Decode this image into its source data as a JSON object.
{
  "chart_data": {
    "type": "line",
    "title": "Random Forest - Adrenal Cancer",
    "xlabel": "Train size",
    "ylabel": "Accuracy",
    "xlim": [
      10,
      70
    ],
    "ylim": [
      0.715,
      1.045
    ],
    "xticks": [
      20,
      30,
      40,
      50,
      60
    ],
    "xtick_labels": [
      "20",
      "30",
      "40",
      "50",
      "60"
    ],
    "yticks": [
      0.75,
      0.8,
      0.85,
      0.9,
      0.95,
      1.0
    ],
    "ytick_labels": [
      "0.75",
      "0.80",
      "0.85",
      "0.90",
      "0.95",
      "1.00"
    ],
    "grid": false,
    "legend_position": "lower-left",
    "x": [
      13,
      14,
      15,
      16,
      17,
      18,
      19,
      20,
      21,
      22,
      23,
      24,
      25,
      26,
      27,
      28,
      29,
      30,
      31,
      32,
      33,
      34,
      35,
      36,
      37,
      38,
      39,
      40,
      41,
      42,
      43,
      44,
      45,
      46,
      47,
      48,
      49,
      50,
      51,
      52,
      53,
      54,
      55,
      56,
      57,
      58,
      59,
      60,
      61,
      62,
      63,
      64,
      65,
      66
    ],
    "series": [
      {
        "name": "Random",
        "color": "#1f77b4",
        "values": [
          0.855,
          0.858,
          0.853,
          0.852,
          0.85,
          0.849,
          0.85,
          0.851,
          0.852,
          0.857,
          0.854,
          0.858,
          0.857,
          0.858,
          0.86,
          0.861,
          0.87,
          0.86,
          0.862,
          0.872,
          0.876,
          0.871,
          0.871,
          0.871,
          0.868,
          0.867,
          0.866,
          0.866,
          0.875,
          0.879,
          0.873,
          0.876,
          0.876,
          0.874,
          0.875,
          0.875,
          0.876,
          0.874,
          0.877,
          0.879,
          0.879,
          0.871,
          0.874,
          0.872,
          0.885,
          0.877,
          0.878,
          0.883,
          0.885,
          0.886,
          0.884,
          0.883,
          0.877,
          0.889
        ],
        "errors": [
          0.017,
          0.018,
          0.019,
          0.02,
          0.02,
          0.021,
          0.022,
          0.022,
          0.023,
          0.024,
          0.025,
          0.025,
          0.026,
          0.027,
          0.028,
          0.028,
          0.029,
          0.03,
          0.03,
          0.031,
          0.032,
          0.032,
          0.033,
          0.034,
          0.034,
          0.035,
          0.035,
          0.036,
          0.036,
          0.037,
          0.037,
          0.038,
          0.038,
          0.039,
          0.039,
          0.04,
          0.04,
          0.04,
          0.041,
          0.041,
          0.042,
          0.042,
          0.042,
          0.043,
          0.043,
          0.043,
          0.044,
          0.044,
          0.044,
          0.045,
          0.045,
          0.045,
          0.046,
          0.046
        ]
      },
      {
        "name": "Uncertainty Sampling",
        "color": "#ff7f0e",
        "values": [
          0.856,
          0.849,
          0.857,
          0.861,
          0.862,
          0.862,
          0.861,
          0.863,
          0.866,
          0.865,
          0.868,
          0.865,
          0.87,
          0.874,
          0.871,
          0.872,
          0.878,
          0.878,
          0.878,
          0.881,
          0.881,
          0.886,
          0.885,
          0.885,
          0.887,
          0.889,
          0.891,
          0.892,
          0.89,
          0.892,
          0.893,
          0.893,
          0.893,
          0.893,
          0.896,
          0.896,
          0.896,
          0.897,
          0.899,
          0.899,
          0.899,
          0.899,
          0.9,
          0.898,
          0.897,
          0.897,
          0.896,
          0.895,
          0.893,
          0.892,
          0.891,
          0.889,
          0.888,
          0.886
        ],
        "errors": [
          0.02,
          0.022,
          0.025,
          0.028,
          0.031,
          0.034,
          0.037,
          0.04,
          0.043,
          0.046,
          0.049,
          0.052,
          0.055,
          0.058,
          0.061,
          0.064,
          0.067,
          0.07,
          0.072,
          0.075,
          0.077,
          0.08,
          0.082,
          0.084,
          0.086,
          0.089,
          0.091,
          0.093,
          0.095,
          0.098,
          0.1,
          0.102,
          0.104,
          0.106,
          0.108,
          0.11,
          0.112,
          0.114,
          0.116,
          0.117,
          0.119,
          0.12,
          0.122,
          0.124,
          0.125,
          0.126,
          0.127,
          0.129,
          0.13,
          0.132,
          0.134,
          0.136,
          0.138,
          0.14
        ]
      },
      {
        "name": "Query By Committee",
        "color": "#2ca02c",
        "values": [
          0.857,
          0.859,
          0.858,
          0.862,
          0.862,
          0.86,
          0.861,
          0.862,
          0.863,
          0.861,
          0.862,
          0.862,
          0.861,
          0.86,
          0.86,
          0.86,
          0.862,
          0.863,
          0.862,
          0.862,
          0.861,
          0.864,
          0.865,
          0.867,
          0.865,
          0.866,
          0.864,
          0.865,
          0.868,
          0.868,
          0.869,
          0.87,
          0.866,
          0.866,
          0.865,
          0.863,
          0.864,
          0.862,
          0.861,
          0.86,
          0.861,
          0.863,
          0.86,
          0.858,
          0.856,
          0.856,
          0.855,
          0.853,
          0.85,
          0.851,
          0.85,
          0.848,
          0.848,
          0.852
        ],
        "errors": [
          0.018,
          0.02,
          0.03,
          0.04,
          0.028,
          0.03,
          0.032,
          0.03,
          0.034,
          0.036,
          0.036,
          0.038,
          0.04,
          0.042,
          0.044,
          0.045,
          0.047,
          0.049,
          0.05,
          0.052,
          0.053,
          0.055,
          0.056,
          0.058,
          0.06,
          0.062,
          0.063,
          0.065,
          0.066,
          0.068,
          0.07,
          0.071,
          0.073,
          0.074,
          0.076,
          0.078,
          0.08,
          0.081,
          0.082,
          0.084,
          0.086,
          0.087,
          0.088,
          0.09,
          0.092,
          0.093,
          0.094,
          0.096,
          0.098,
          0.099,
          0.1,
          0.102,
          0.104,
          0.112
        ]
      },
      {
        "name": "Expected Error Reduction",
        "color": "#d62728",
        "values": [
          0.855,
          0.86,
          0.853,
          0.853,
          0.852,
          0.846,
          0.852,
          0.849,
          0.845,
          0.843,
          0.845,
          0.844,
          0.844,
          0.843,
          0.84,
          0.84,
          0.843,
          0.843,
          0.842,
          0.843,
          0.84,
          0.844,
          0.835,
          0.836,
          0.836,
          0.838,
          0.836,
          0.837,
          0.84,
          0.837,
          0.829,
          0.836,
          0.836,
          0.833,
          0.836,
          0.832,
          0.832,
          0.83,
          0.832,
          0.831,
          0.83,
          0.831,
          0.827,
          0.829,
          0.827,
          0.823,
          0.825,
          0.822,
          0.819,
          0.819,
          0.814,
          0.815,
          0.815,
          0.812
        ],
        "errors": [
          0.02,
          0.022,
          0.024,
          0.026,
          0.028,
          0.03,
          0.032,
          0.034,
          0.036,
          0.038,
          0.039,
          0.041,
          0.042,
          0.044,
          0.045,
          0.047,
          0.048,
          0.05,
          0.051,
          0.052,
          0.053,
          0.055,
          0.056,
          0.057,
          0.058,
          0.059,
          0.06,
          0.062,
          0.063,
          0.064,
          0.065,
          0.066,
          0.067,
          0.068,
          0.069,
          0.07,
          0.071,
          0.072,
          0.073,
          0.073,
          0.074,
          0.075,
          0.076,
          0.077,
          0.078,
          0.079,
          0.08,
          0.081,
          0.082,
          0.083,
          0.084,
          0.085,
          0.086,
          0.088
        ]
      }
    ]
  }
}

- - -

## TASK STATEMENT
Show every line that contains the word "name".

## THE REPLY
        "name": "Random",
        "name": "Uncertainty Sampling",
        "name": "Query By Committee",
        "name": "Expected Error Reduction",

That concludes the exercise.